[Problem to solve]
Select, from the data, each line where "parameters" occurs.

################

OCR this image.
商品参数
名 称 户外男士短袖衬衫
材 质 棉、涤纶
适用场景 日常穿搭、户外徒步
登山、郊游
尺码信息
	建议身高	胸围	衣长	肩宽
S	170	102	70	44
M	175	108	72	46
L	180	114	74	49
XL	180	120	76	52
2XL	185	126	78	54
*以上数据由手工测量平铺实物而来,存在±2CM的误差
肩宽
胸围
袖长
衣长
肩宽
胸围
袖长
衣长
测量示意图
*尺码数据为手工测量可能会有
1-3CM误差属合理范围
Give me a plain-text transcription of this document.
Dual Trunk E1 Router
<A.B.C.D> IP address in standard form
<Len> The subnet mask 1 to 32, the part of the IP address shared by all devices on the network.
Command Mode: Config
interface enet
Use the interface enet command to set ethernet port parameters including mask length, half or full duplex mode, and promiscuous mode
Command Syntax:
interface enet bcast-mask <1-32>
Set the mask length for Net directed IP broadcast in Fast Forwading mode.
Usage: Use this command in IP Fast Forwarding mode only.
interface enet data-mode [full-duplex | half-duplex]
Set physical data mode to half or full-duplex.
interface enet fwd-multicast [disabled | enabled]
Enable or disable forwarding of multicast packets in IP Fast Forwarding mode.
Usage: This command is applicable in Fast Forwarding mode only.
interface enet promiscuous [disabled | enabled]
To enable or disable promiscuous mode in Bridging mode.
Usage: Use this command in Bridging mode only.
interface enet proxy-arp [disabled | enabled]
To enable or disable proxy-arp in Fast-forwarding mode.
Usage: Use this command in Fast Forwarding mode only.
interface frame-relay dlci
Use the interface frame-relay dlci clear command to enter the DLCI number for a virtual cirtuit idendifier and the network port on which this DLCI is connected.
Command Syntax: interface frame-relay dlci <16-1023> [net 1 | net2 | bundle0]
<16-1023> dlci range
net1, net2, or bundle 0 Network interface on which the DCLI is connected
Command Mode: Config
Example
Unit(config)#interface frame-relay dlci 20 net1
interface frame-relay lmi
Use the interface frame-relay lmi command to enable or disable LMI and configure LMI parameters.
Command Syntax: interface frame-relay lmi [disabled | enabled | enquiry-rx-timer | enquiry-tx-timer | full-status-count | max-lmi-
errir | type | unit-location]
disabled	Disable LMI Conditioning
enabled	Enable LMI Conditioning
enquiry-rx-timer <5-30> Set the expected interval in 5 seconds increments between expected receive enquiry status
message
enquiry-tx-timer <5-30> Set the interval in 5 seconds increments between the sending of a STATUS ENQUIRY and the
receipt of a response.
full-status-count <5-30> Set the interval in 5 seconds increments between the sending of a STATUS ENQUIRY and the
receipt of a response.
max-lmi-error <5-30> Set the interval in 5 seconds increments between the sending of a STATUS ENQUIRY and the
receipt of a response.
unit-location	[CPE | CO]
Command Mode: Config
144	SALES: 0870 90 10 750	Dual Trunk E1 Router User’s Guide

################

[Solved problem]
Use the interface enet command to set ethernet port parameters including mask length, half or full duplex mode, and promiscuous mode
Use the interface frame-relay lmi command to enable or disable LMI and configure LMI parameters.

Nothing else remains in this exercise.